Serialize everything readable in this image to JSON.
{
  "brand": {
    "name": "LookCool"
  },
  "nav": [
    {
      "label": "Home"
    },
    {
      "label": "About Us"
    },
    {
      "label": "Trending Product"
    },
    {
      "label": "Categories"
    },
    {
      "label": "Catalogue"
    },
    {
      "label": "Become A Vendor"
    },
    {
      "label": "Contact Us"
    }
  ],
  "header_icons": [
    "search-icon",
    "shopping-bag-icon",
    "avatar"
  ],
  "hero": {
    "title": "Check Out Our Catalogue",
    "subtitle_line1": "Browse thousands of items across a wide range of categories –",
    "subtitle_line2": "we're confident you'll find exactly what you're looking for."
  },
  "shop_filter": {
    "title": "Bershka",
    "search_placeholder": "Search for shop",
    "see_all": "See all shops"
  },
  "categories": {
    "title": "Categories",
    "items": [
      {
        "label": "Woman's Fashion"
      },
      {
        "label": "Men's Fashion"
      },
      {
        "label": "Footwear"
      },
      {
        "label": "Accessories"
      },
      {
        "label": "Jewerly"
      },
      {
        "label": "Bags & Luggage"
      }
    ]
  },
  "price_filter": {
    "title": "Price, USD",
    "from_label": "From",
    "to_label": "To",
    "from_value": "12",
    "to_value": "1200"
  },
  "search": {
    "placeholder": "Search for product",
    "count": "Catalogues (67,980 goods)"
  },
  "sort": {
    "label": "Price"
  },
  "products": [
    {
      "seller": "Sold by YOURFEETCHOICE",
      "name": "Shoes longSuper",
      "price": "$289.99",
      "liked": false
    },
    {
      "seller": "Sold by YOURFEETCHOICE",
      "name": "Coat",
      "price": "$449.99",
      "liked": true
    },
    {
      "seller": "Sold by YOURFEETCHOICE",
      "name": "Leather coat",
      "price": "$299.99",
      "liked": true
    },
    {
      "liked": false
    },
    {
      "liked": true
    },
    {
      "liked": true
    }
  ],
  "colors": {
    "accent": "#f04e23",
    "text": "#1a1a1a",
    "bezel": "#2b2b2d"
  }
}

....

* OBJECTIVE
Every record should be repeated exactly; please leave none out.

* THE SOLUTION
Serialize everything readable in this image to JSON.
{
  "brand": {
    "name": "LookCool"
  },
  "nav": [
    {
      "label": "Home"
    },
    {
      "label": "About Us"
    },
    {
      "label": "Trending Product"
    },
    {
      "label": "Categories"
    },
    {
      "label": "Catalogue"
    },
    {
      "label": "Become A Vendor"
    },
    {
      "label": "Contact Us"
    }
  ],
  "header_icons": [
    "search-icon",
    "shopping-bag-icon",
    "avatar"
  ],
  "hero": {
    "title": "Check Out Our Catalogue",
    "subtitle_line1": "Browse thousands of items across a wide range of categories –",
    "subtitle_line2": "we're confident you'll find exactly what you're looking for."
  },
  "shop_filter": {
    "title": "Bershka",
    "search_placeholder": "Search for shop",
    "see_all": "See all shops"
  },
  "categories": {
    "title": "Categories",
    "items": [
      {
        "label": "Woman's Fashion"
      },
      {
        "label": "Men's Fashion"
      },
      {
        "label": "Footwear"
      },
      {
        "label": "Accessories"
      },
      {
        "label": "Jewerly"
      },
      {
        "label": "Bags & Luggage"
      }
    ]
  },
  "price_filter": {
    "title": "Price, USD",
    "from_label": "From",
    "to_label": "To",
    "from_value": "12",
    "to_value": "1200"
  },
  "search": {
    "placeholder": "Search for product",
    "count": "Catalogues (67,980 goods)"
  },
  "sort": {
    "label": "Price"
  },
  "products": [
    {
      "seller": "Sold by YOURFEETCHOICE",
      "name": "Shoes longSuper",
      "price": "$289.99",
      "liked": false
    },
    {
      "seller": "Sold by YOURFEETCHOICE",
      "name": "Coat",
      "price": "$449.99",
      "liked": true
    },
    {
      "seller": "Sold by YOURFEETCHOICE",
      "name": "Leather coat",
      "price": "$299.99",
      "liked": true
    },
    {
      "liked": false
    },
    {
      "liked": true
    },
    {
      "liked": true
    }
  ],
  "colors": {
    "accent": "#f04e23",
    "text": "#1a1a1a",
    "bezel": "#2b2b2d"
  }
}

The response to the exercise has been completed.